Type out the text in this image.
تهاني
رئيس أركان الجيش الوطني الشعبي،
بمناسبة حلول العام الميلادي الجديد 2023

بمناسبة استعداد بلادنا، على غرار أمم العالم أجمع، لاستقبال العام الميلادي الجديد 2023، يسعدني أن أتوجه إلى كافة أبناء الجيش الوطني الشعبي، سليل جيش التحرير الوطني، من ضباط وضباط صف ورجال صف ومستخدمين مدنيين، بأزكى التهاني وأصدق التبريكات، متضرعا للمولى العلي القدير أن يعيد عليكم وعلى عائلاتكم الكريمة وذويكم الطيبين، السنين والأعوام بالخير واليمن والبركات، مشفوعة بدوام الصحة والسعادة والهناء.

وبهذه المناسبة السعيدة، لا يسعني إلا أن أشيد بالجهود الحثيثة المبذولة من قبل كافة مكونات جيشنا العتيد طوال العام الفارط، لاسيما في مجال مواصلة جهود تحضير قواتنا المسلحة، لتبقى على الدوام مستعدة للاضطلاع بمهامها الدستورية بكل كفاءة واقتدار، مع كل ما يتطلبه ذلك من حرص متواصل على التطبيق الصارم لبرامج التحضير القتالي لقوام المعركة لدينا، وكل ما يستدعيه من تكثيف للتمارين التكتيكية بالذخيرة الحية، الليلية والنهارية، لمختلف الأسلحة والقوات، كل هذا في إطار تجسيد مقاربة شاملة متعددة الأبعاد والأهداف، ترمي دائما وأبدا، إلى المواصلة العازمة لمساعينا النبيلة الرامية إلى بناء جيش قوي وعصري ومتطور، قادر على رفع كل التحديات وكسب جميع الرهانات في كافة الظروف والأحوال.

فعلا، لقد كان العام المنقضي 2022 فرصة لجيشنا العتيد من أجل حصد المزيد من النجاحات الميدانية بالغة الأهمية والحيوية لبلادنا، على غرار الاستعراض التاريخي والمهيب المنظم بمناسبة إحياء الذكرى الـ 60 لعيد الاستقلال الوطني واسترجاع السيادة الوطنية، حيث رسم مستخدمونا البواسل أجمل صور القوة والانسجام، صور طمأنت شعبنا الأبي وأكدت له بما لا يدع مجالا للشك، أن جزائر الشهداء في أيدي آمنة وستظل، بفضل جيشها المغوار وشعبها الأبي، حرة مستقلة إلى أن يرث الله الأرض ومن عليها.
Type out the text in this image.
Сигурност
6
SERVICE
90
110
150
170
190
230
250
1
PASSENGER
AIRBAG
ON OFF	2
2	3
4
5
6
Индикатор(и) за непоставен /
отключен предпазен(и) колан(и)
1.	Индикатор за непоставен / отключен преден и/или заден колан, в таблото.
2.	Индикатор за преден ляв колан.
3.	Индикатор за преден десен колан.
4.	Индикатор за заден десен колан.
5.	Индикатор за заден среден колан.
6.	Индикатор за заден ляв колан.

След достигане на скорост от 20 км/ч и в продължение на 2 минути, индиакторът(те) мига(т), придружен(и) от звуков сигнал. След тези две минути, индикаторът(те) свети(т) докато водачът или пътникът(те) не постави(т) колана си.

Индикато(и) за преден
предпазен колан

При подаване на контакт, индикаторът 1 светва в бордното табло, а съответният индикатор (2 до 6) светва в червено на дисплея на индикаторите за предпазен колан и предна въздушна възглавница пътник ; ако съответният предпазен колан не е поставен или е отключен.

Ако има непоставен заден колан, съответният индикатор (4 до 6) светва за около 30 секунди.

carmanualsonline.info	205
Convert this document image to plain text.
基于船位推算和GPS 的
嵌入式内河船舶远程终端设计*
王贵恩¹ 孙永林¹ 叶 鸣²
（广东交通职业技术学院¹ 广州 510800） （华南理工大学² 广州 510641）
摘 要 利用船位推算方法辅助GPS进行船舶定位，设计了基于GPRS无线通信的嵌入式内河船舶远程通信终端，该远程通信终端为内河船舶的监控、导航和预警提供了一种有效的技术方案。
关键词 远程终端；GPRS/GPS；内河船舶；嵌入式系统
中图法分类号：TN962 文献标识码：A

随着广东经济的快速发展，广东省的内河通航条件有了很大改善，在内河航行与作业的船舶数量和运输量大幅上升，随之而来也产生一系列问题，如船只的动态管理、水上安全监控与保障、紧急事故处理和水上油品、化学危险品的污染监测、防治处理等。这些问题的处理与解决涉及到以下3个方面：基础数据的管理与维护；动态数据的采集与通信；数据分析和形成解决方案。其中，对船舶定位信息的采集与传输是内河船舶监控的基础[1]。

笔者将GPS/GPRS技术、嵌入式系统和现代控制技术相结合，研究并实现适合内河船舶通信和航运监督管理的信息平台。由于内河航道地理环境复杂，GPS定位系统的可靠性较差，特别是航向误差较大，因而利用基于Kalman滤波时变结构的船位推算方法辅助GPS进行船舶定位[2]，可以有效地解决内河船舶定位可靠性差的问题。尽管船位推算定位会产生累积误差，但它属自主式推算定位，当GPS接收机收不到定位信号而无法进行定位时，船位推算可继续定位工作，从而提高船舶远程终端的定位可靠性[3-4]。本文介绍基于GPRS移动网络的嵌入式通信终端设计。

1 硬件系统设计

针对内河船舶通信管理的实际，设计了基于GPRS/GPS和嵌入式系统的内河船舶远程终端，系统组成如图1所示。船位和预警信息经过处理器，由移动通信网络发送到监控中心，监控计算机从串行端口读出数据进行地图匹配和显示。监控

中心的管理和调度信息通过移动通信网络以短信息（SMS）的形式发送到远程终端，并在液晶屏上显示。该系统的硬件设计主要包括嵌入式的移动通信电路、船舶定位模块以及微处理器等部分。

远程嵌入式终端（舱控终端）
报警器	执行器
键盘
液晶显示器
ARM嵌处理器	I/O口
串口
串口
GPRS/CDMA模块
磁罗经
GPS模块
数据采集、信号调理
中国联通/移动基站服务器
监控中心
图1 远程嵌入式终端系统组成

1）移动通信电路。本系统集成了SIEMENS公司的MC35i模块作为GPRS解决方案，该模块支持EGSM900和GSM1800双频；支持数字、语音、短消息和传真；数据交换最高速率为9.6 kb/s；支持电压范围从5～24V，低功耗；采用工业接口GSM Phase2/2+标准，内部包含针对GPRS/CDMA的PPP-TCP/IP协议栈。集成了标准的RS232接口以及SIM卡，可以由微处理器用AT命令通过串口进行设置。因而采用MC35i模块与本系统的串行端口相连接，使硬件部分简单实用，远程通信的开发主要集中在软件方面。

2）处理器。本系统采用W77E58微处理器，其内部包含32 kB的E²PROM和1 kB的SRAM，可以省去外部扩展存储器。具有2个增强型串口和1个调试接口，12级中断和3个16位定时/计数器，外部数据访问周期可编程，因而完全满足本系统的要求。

## Goal
Search the lines for the string "непоставен" and copy every line that has it.

## Full solution
Индикатор(и) за непоставен /
1.	Индикатор за непоставен / отключен преден и/или заден колан, в таблото.
Ако има непоставен заден колан, съответният индикатор (4 до 6) светва за около 30 секунди.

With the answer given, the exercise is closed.